- _What you should do_: Pictures stay out; everything else in the records below is copied exactly.
>> START Excerpted data
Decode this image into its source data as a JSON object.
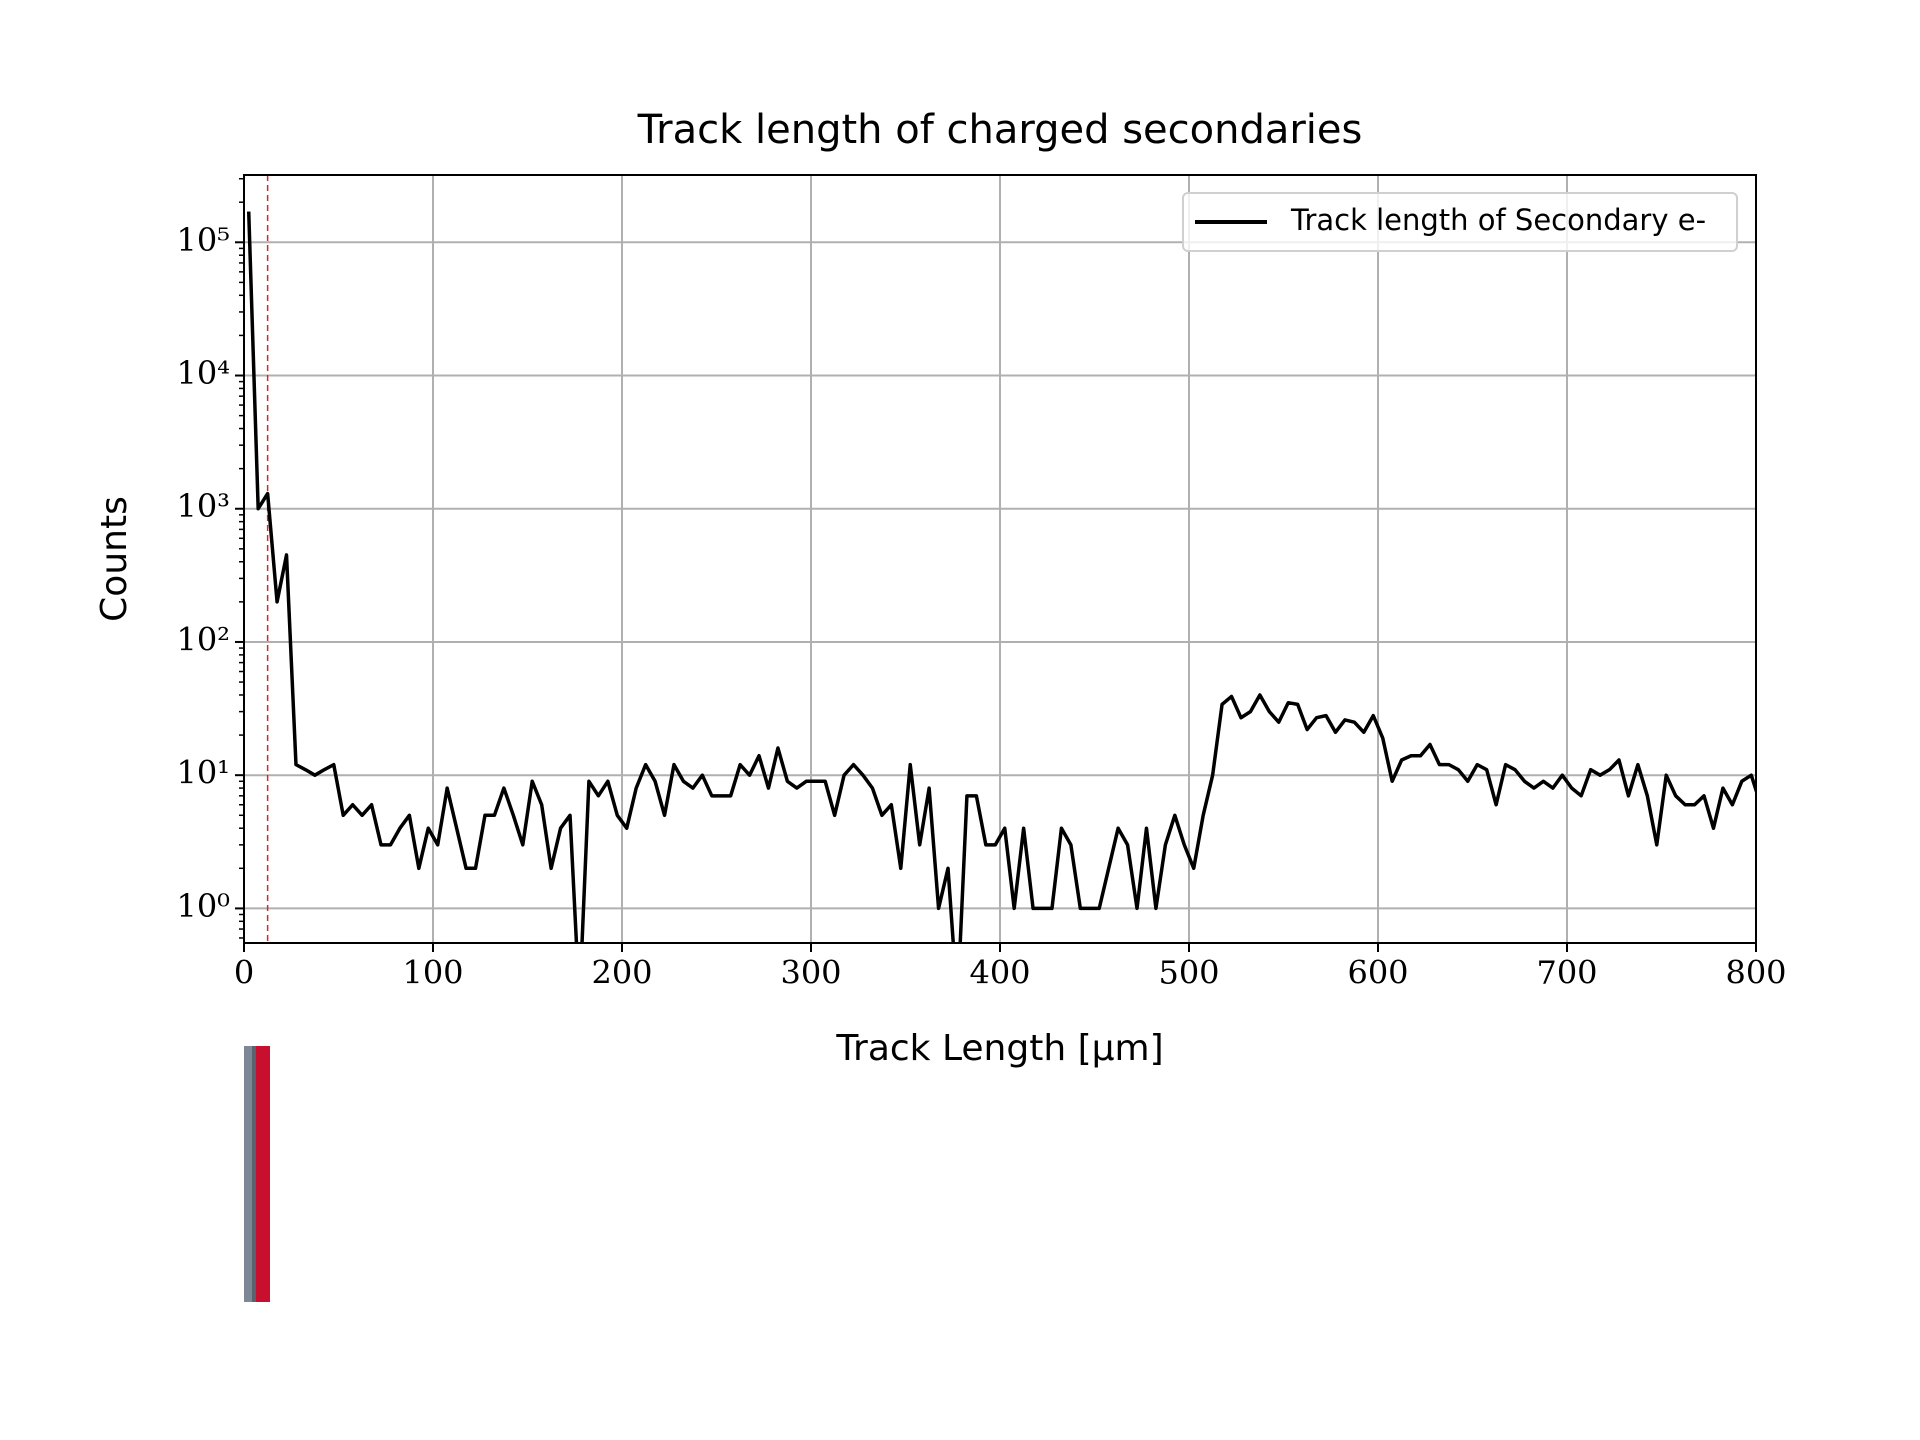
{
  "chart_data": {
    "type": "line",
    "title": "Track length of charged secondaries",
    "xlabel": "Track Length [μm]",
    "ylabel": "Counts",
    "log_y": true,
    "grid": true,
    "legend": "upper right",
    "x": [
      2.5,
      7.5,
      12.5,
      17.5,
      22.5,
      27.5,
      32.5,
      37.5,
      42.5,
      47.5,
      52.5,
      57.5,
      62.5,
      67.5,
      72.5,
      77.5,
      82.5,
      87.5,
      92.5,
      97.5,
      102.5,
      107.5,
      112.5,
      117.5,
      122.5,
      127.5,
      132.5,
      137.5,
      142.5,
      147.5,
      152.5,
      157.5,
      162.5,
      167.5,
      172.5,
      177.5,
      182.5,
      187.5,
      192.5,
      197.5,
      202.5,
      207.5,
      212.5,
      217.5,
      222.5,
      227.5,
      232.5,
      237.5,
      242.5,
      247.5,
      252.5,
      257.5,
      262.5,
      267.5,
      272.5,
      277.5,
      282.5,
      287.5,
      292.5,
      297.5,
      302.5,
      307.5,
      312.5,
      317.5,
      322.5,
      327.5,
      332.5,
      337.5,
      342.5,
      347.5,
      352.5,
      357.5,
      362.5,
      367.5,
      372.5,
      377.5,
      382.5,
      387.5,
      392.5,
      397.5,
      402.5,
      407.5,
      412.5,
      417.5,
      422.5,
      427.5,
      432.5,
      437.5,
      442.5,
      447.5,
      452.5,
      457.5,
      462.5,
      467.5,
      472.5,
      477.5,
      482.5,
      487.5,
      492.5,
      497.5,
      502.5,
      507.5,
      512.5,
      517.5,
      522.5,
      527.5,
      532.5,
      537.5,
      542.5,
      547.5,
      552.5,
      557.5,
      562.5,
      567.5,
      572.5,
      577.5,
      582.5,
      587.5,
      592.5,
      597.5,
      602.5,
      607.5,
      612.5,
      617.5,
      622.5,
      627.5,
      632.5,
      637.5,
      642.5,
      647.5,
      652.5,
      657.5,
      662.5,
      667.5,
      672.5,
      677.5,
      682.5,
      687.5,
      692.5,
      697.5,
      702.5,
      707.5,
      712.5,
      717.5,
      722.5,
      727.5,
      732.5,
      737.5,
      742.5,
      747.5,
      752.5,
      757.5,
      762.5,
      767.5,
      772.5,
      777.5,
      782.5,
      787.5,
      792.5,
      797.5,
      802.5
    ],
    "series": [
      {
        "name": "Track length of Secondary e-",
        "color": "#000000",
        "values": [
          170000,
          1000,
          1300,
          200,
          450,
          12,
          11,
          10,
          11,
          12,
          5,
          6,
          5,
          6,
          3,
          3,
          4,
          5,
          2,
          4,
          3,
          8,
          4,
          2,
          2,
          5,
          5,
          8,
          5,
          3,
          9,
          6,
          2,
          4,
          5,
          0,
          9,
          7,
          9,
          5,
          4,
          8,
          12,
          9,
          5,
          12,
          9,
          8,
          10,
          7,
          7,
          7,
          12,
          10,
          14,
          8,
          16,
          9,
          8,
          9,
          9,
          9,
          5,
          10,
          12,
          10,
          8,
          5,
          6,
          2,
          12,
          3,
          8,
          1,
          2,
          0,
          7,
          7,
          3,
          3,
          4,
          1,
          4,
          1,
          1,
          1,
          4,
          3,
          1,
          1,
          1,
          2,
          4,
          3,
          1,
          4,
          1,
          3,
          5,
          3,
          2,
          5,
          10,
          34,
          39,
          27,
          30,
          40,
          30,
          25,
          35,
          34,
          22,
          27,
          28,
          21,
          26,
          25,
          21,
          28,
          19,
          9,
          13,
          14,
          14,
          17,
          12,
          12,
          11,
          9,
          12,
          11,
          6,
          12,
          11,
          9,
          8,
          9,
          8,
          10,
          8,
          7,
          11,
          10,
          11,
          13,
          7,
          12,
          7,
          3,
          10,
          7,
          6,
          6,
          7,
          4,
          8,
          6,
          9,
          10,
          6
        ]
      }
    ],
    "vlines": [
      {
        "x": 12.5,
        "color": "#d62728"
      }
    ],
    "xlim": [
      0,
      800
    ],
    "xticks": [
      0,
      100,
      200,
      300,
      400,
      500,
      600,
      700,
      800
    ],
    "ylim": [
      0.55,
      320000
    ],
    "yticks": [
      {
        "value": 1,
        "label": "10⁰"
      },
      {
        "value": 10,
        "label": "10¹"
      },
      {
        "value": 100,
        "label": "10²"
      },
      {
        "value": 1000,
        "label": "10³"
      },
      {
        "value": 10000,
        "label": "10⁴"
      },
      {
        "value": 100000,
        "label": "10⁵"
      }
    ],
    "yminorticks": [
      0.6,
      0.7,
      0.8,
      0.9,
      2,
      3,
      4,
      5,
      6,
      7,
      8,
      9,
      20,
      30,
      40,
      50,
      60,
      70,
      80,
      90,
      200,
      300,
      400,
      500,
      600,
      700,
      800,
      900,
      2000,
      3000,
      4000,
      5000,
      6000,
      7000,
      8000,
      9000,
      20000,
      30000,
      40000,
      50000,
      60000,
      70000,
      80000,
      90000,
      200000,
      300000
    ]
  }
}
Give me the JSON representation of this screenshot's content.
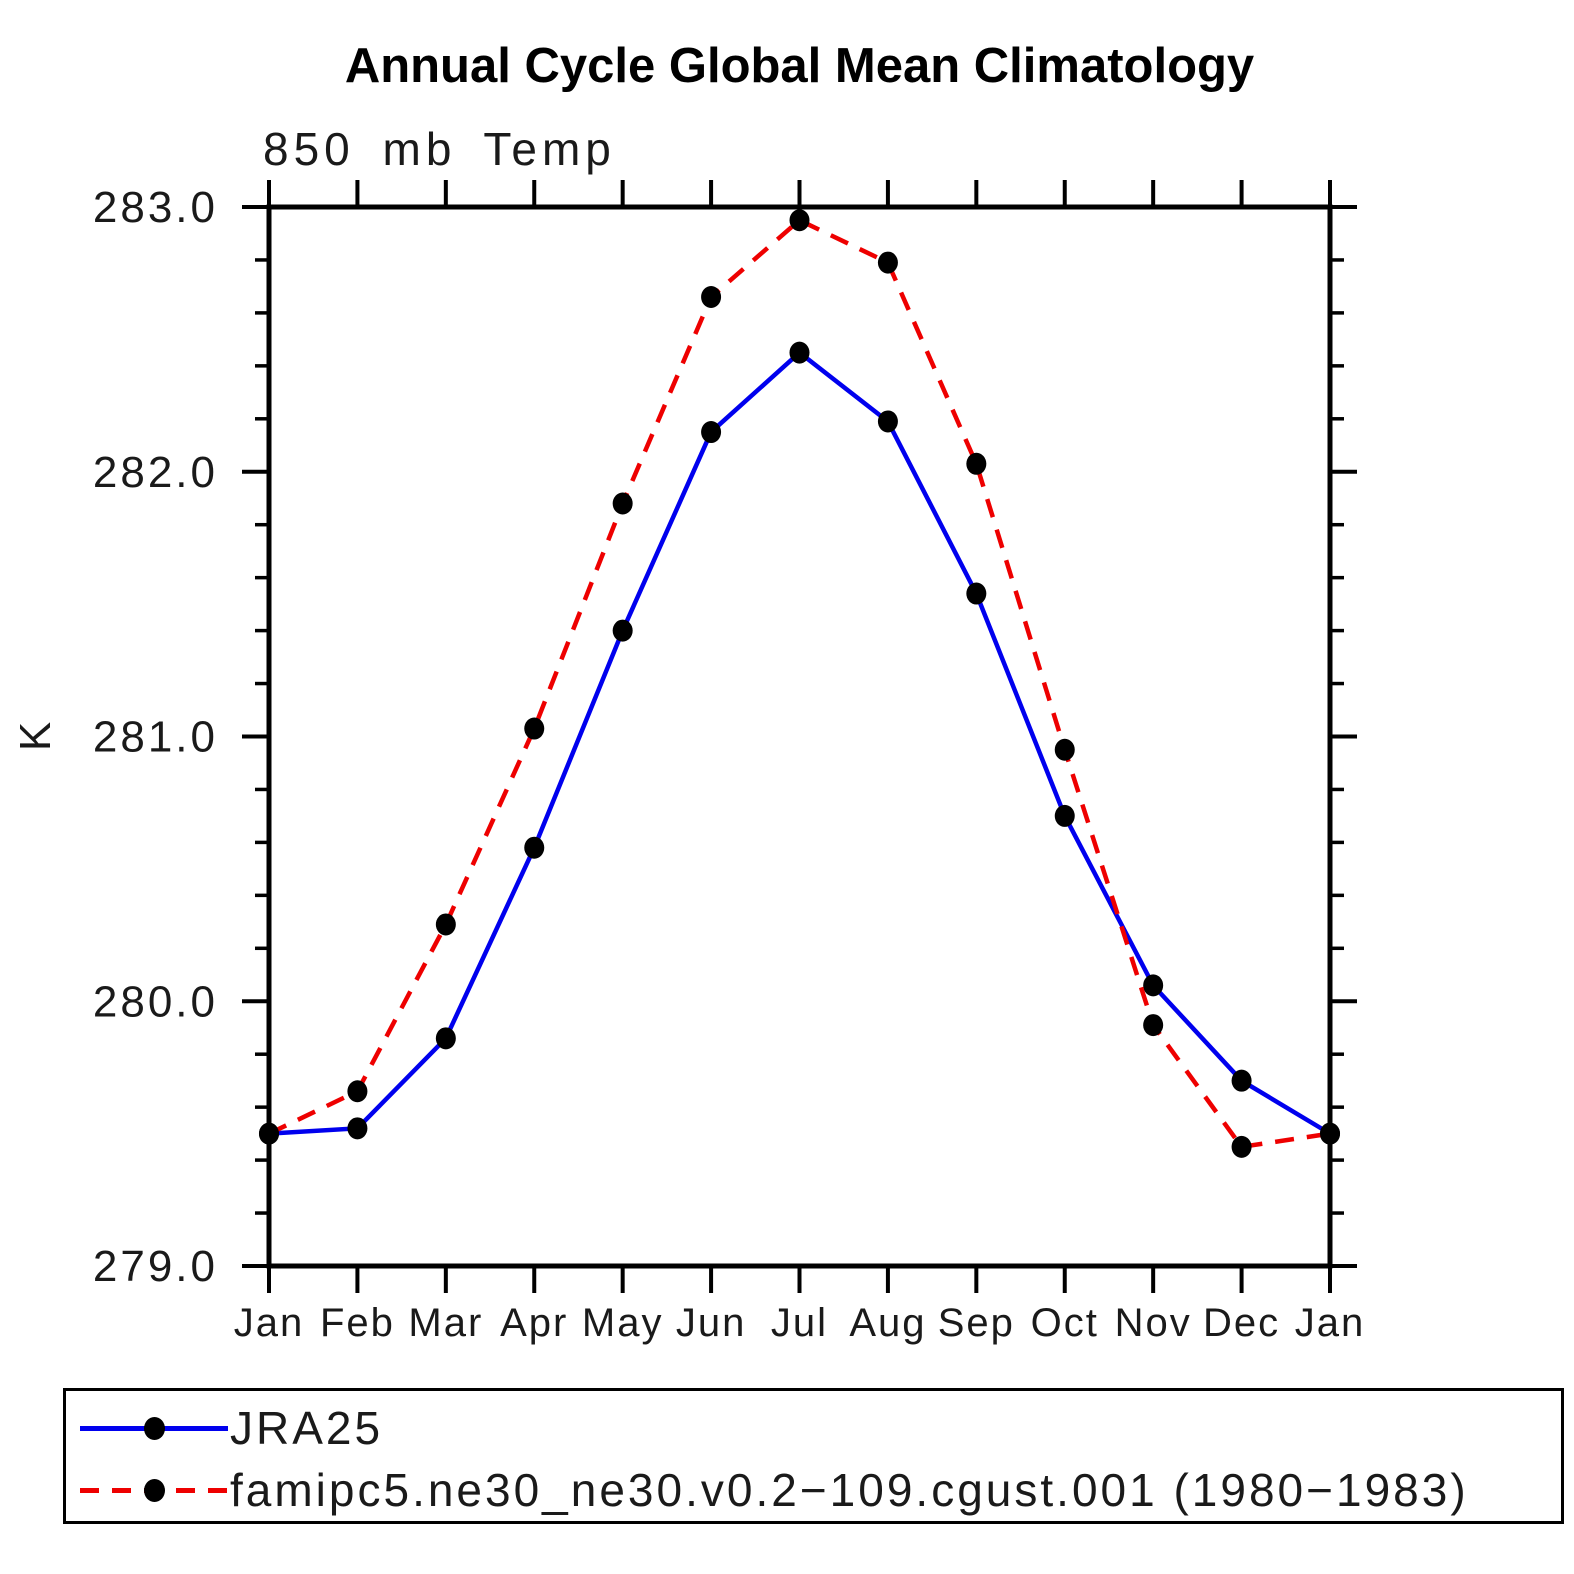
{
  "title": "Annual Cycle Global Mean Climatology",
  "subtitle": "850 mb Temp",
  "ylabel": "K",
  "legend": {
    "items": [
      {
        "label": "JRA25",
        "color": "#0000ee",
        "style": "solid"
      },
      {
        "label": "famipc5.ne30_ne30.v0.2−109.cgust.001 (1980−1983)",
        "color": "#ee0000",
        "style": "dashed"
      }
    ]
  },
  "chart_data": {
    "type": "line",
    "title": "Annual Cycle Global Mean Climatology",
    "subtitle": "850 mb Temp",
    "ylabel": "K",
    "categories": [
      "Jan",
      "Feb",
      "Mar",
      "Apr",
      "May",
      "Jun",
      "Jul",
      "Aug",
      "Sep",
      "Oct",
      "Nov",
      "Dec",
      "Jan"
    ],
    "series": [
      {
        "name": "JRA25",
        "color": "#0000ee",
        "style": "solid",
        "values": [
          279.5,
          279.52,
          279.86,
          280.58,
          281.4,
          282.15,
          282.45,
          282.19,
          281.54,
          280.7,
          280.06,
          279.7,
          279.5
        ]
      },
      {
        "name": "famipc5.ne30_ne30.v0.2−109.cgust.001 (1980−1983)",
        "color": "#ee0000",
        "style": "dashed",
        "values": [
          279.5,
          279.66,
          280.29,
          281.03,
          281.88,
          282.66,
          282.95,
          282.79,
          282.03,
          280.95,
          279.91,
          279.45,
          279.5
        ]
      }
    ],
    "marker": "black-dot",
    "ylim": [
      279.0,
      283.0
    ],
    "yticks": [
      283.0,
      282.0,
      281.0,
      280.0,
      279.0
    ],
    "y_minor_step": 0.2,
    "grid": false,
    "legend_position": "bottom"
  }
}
>> END Excerpted data
- _Full solution_:
Decode this image into its source data as a JSON object.
{
  "chart_data": {
    "type": "line",
    "title": "Track length of charged secondaries",
    "xlabel": "Track Length [μm]",
    "ylabel": "Counts",
    "log_y": true,
    "grid": true,
    "legend": "upper right",
    "x": [
      2.5,
      7.5,
      12.5,
      17.5,
      22.5,
      27.5,
      32.5,
      37.5,
      42.5,
      47.5,
      52.5,
      57.5,
      62.5,
      67.5,
      72.5,
      77.5,
      82.5,
      87.5,
      92.5,
      97.5,
      102.5,
      107.5,
      112.5,
      117.5,
      122.5,
      127.5,
      132.5,
      137.5,
      142.5,
      147.5,
      152.5,
      157.5,
      162.5,
      167.5,
      172.5,
      177.5,
      182.5,
      187.5,
      192.5,
      197.5,
      202.5,
      207.5,
      212.5,
      217.5,
      222.5,
      227.5,
      232.5,
      237.5,
      242.5,
      247.5,
      252.5,
      257.5,
      262.5,
      267.5,
      272.5,
      277.5,
      282.5,
      287.5,
      292.5,
      297.5,
      302.5,
      307.5,
      312.5,
      317.5,
      322.5,
      327.5,
      332.5,
      337.5,
      342.5,
      347.5,
      352.5,
      357.5,
      362.5,
      367.5,
      372.5,
      377.5,
      382.5,
      387.5,
      392.5,
      397.5,
      402.5,
      407.5,
      412.5,
      417.5,
      422.5,
      427.5,
      432.5,
      437.5,
      442.5,
      447.5,
      452.5,
      457.5,
      462.5,
      467.5,
      472.5,
      477.5,
      482.5,
      487.5,
      492.5,
      497.5,
      502.5,
      507.5,
      512.5,
      517.5,
      522.5,
      527.5,
      532.5,
      537.5,
      542.5,
      547.5,
      552.5,
      557.5,
      562.5,
      567.5,
      572.5,
      577.5,
      582.5,
      587.5,
      592.5,
      597.5,
      602.5,
      607.5,
      612.5,
      617.5,
      622.5,
      627.5,
      632.5,
      637.5,
      642.5,
      647.5,
      652.5,
      657.5,
      662.5,
      667.5,
      672.5,
      677.5,
      682.5,
      687.5,
      692.5,
      697.5,
      702.5,
      707.5,
      712.5,
      717.5,
      722.5,
      727.5,
      732.5,
      737.5,
      742.5,
      747.5,
      752.5,
      757.5,
      762.5,
      767.5,
      772.5,
      777.5,
      782.5,
      787.5,
      792.5,
      797.5,
      802.5
    ],
    "series": [
      {
        "name": "Track length of Secondary e-",
        "color": "#000000",
        "values": [
          170000,
          1000,
          1300,
          200,
          450,
          12,
          11,
          10,
          11,
          12,
          5,
          6,
          5,
          6,
          3,
          3,
          4,
          5,
          2,
          4,
          3,
          8,
          4,
          2,
          2,
          5,
          5,
          8,
          5,
          3,
          9,
          6,
          2,
          4,
          5,
          0,
          9,
          7,
          9,
          5,
          4,
          8,
          12,
          9,
          5,
          12,
          9,
          8,
          10,
          7,
          7,
          7,
          12,
          10,
          14,
          8,
          16,
          9,
          8,
          9,
          9,
          9,
          5,
          10,
          12,
          10,
          8,
          5,
          6,
          2,
          12,
          3,
          8,
          1,
          2,
          0,
          7,
          7,
          3,
          3,
          4,
          1,
          4,
          1,
          1,
          1,
          4,
          3,
          1,
          1,
          1,
          2,
          4,
          3,
          1,
          4,
          1,
          3,
          5,
          3,
          2,
          5,
          10,
          34,
          39,
          27,
          30,
          40,
          30,
          25,
          35,
          34,
          22,
          27,
          28,
          21,
          26,
          25,
          21,
          28,
          19,
          9,
          13,
          14,
          14,
          17,
          12,
          12,
          11,
          9,
          12,
          11,
          6,
          12,
          11,
          9,
          8,
          9,
          8,
          10,
          8,
          7,
          11,
          10,
          11,
          13,
          7,
          12,
          7,
          3,
          10,
          7,
          6,
          6,
          7,
          4,
          8,
          6,
          9,
          10,
          6
        ]
      }
    ],
    "vlines": [
      {
        "x": 12.5,
        "color": "#d62728"
      }
    ],
    "xlim": [
      0,
      800
    ],
    "xticks": [
      0,
      100,
      200,
      300,
      400,
      500,
      600,
      700,
      800
    ],
    "ylim": [
      0.55,
      320000
    ],
    "yticks": [
      {
        "value": 1,
        "label": "10⁰"
      },
      {
        "value": 10,
        "label": "10¹"
      },
      {
        "value": 100,
        "label": "10²"
      },
      {
        "value": 1000,
        "label": "10³"
      },
      {
        "value": 10000,
        "label": "10⁴"
      },
      {
        "value": 100000,
        "label": "10⁵"
      }
    ],
    "yminorticks": [
      0.6,
      0.7,
      0.8,
      0.9,
      2,
      3,
      4,
      5,
      6,
      7,
      8,
      9,
      20,
      30,
      40,
      50,
      60,
      70,
      80,
      90,
      200,
      300,
      400,
      500,
      600,
      700,
      800,
      900,
      2000,
      3000,
      4000,
      5000,
      6000,
      7000,
      8000,
      9000,
      20000,
      30000,
      40000,
      50000,
      60000,
      70000,
      80000,
      90000,
      200000,
      300000
    ]
  }
}
Give me the JSON representation of this screenshot's content.
{
  "title": "Annual Cycle Global Mean Climatology",
  "subtitle": "850 mb Temp",
  "ylabel": "K",
  "legend": {
    "items": [
      {
        "label": "JRA25",
        "color": "#0000ee",
        "style": "solid"
      },
      {
        "label": "famipc5.ne30_ne30.v0.2−109.cgust.001 (1980−1983)",
        "color": "#ee0000",
        "style": "dashed"
      }
    ]
  },
  "chart_data": {
    "type": "line",
    "title": "Annual Cycle Global Mean Climatology",
    "subtitle": "850 mb Temp",
    "ylabel": "K",
    "categories": [
      "Jan",
      "Feb",
      "Mar",
      "Apr",
      "May",
      "Jun",
      "Jul",
      "Aug",
      "Sep",
      "Oct",
      "Nov",
      "Dec",
      "Jan"
    ],
    "series": [
      {
        "name": "JRA25",
        "color": "#0000ee",
        "style": "solid",
        "values": [
          279.5,
          279.52,
          279.86,
          280.58,
          281.4,
          282.15,
          282.45,
          282.19,
          281.54,
          280.7,
          280.06,
          279.7,
          279.5
        ]
      },
      {
        "name": "famipc5.ne30_ne30.v0.2−109.cgust.001 (1980−1983)",
        "color": "#ee0000",
        "style": "dashed",
        "values": [
          279.5,
          279.66,
          280.29,
          281.03,
          281.88,
          282.66,
          282.95,
          282.79,
          282.03,
          280.95,
          279.91,
          279.45,
          279.5
        ]
      }
    ],
    "marker": "black-dot",
    "ylim": [
      279.0,
      283.0
    ],
    "yticks": [
      283.0,
      282.0,
      281.0,
      280.0,
      279.0
    ],
    "y_minor_step": 0.2,
    "grid": false,
    "legend_position": "bottom"
  }
}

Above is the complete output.